━━━━━ GIVEN DATA ━━━━━

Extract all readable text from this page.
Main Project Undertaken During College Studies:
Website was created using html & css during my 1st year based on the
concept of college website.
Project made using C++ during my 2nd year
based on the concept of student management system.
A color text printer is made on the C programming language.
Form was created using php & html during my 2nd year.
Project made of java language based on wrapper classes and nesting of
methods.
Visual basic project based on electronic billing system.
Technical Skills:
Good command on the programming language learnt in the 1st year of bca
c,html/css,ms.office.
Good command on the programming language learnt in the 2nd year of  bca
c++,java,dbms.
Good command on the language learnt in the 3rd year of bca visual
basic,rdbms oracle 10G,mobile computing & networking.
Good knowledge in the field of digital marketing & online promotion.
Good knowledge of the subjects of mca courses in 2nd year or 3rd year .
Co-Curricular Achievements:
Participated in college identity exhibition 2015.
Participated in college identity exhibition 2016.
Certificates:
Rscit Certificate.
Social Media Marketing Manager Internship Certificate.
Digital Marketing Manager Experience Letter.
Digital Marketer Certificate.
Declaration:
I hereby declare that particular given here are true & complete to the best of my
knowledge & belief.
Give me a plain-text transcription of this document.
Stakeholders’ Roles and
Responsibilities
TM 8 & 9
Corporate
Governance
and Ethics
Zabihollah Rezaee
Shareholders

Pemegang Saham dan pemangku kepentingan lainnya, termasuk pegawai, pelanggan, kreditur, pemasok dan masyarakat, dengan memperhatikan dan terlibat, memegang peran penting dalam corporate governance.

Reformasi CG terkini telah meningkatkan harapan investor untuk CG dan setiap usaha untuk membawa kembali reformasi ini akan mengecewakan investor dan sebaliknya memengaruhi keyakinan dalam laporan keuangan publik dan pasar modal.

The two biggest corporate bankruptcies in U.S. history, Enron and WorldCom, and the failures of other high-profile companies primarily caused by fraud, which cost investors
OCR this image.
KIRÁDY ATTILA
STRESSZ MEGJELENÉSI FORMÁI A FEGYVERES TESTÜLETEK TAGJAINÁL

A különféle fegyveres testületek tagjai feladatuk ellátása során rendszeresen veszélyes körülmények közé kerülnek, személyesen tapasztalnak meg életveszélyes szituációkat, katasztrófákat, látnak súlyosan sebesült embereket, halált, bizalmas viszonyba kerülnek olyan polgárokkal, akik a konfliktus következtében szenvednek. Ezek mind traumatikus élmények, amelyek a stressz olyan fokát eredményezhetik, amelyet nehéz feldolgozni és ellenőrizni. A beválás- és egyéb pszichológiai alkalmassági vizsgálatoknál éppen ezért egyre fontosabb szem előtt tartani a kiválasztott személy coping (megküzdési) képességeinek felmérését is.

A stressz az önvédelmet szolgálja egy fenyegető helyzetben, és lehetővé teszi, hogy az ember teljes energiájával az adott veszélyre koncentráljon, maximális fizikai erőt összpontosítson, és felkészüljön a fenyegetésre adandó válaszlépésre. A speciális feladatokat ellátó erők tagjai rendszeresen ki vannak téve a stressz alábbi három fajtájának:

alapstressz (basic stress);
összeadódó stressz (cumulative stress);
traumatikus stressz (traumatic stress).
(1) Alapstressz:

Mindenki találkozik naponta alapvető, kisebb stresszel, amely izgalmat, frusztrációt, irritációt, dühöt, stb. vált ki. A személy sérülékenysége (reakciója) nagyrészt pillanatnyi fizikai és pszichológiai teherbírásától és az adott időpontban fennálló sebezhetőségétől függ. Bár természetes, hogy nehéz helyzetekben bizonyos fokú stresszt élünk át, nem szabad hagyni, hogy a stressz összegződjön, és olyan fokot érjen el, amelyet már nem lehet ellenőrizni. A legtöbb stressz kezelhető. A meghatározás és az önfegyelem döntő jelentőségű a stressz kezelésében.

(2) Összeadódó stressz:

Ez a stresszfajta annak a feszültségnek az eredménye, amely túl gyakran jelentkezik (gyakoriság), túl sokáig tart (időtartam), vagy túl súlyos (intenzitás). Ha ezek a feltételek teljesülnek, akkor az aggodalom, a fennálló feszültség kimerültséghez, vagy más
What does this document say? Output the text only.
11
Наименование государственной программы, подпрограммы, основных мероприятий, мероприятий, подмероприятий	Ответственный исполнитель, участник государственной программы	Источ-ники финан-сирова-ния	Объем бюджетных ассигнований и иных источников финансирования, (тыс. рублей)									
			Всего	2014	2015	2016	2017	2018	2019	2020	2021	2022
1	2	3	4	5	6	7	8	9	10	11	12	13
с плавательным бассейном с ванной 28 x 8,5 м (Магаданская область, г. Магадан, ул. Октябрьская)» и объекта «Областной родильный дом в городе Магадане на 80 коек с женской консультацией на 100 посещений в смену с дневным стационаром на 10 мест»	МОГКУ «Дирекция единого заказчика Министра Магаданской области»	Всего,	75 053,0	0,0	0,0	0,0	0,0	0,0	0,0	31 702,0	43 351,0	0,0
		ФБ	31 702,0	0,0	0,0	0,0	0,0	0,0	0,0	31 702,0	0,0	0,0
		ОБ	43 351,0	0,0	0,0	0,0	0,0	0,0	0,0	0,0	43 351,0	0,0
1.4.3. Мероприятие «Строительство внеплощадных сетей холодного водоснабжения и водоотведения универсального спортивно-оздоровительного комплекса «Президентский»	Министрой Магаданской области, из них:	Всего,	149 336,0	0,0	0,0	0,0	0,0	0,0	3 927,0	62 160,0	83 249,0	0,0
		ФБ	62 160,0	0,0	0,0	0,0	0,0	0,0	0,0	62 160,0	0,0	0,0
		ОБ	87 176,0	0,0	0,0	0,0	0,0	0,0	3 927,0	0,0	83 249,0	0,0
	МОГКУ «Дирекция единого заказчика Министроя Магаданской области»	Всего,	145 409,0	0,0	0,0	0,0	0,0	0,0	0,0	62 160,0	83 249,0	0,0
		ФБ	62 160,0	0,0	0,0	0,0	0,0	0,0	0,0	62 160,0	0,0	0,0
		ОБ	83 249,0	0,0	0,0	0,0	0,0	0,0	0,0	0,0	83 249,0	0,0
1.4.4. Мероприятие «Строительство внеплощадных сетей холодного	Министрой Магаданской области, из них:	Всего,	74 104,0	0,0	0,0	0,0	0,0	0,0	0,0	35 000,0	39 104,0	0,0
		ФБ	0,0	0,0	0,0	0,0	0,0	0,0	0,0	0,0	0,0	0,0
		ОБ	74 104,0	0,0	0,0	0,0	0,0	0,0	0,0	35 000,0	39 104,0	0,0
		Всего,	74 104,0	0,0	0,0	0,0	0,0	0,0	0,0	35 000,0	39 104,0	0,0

━━━━━

WHAT IS NEEDED:
Take the entries above and transcribe them in full.

OUTPUT FOR THIS EXERCISE:
Extract all readable text from this page.
Main Project Undertaken During College Studies:
Website was created using html & css during my 1st year based on the
concept of college website.
Project made using C++ during my 2nd year
based on the concept of student management system.
A color text printer is made on the C programming language.
Form was created using php & html during my 2nd year.
Project made of java language based on wrapper classes and nesting of
methods.
Visual basic project based on electronic billing system.
Technical Skills:
Good command on the programming language learnt in the 1st year of bca
c,html/css,ms.office.
Good command on the programming language learnt in the 2nd year of  bca
c++,java,dbms.
Good command on the language learnt in the 3rd year of bca visual
basic,rdbms oracle 10G,mobile computing & networking.
Good knowledge in the field of digital marketing & online promotion.
Good knowledge of the subjects of mca courses in 2nd year or 3rd year .
Co-Curricular Achievements:
Participated in college identity exhibition 2015.
Participated in college identity exhibition 2016.
Certificates:
Rscit Certificate.
Social Media Marketing Manager Internship Certificate.
Digital Marketing Manager Experience Letter.
Digital Marketer Certificate.
Declaration:
I hereby declare that particular given here are true & complete to the best of my
knowledge & belief.
Give me a plain-text transcription of this document.
Stakeholders’ Roles and
Responsibilities
TM 8 & 9
Corporate
Governance
and Ethics
Zabihollah Rezaee
Shareholders

Pemegang Saham dan pemangku kepentingan lainnya, termasuk pegawai, pelanggan, kreditur, pemasok dan masyarakat, dengan memperhatikan dan terlibat, memegang peran penting dalam corporate governance.

Reformasi CG terkini telah meningkatkan harapan investor untuk CG dan setiap usaha untuk membawa kembali reformasi ini akan mengecewakan investor dan sebaliknya memengaruhi keyakinan dalam laporan keuangan publik dan pasar modal.

The two biggest corporate bankruptcies in U.S. history, Enron and WorldCom, and the failures of other high-profile companies primarily caused by fraud, which cost investors
OCR this image.
KIRÁDY ATTILA
STRESSZ MEGJELENÉSI FORMÁI A FEGYVERES TESTÜLETEK TAGJAINÁL

A különféle fegyveres testületek tagjai feladatuk ellátása során rendszeresen veszélyes körülmények közé kerülnek, személyesen tapasztalnak meg életveszélyes szituációkat, katasztrófákat, látnak súlyosan sebesült embereket, halált, bizalmas viszonyba kerülnek olyan polgárokkal, akik a konfliktus következtében szenvednek. Ezek mind traumatikus élmények, amelyek a stressz olyan fokát eredményezhetik, amelyet nehéz feldolgozni és ellenőrizni. A beválás- és egyéb pszichológiai alkalmassági vizsgálatoknál éppen ezért egyre fontosabb szem előtt tartani a kiválasztott személy coping (megküzdési) képességeinek felmérését is.

A stressz az önvédelmet szolgálja egy fenyegető helyzetben, és lehetővé teszi, hogy az ember teljes energiájával az adott veszélyre koncentráljon, maximális fizikai erőt összpontosítson, és felkészüljön a fenyegetésre adandó válaszlépésre. A speciális feladatokat ellátó erők tagjai rendszeresen ki vannak téve a stressz alábbi három fajtájának:

alapstressz (basic stress);
összeadódó stressz (cumulative stress);
traumatikus stressz (traumatic stress).
(1) Alapstressz:

Mindenki találkozik naponta alapvető, kisebb stresszel, amely izgalmat, frusztrációt, irritációt, dühöt, stb. vált ki. A személy sérülékenysége (reakciója) nagyrészt pillanatnyi fizikai és pszichológiai teherbírásától és az adott időpontban fennálló sebezhetőségétől függ. Bár természetes, hogy nehéz helyzetekben bizonyos fokú stresszt élünk át, nem szabad hagyni, hogy a stressz összegződjön, és olyan fokot érjen el, amelyet már nem lehet ellenőrizni. A legtöbb stressz kezelhető. A meghatározás és az önfegyelem döntő jelentőségű a stressz kezelésében.

(2) Összeadódó stressz:

Ez a stresszfajta annak a feszültségnek az eredménye, amely túl gyakran jelentkezik (gyakoriság), túl sokáig tart (időtartam), vagy túl súlyos (intenzitás). Ha ezek a feltételek teljesülnek, akkor az aggodalom, a fennálló feszültség kimerültséghez, vagy más
What does this document say? Output the text only.
11
Наименование государственной программы, подпрограммы, основных мероприятий, мероприятий, подмероприятий	Ответственный исполнитель, участник государственной программы	Источ-ники финан-сирова-ния	Объем бюджетных ассигнований и иных источников финансирования, (тыс. рублей)									
			Всего	2014	2015	2016	2017	2018	2019	2020	2021	2022
1	2	3	4	5	6	7	8	9	10	11	12	13
с плавательным бассейном с ванной 28 x 8,5 м (Магаданская область, г. Магадан, ул. Октябрьская)» и объекта «Областной родильный дом в городе Магадане на 80 коек с женской консультацией на 100 посещений в смену с дневным стационаром на 10 мест»	МОГКУ «Дирекция единого заказчика Министра Магаданской области»	Всего,	75 053,0	0,0	0,0	0,0	0,0	0,0	0,0	31 702,0	43 351,0	0,0
		ФБ	31 702,0	0,0	0,0	0,0	0,0	0,0	0,0	31 702,0	0,0	0,0
		ОБ	43 351,0	0,0	0,0	0,0	0,0	0,0	0,0	0,0	43 351,0	0,0
1.4.3. Мероприятие «Строительство внеплощадных сетей холодного водоснабжения и водоотведения универсального спортивно-оздоровительного комплекса «Президентский»	Министрой Магаданской области, из них:	Всего,	149 336,0	0,0	0,0	0,0	0,0	0,0	3 927,0	62 160,0	83 249,0	0,0
		ФБ	62 160,0	0,0	0,0	0,0	0,0	0,0	0,0	62 160,0	0,0	0,0
		ОБ	87 176,0	0,0	0,0	0,0	0,0	0,0	3 927,0	0,0	83 249,0	0,0
	МОГКУ «Дирекция единого заказчика Министроя Магаданской области»	Всего,	145 409,0	0,0	0,0	0,0	0,0	0,0	0,0	62 160,0	83 249,0	0,0
		ФБ	62 160,0	0,0	0,0	0,0	0,0	0,0	0,0	62 160,0	0,0	0,0
		ОБ	83 249,0	0,0	0,0	0,0	0,0	0,0	0,0	0,0	83 249,0	0,0
1.4.4. Мероприятие «Строительство внеплощадных сетей холодного	Министрой Магаданской области, из них:	Всего,	74 104,0	0,0	0,0	0,0	0,0	0,0	0,0	35 000,0	39 104,0	0,0
		ФБ	0,0	0,0	0,0	0,0	0,0	0,0	0,0	0,0	0,0	0,0
		ОБ	74 104,0	0,0	0,0	0,0	0,0	0,0	0,0	35 000,0	39 104,0	0,0
		Всего,	74 104,0	0,0	0,0	0,0	0,0	0,0	0,0	35 000,0	39 104,0	0,0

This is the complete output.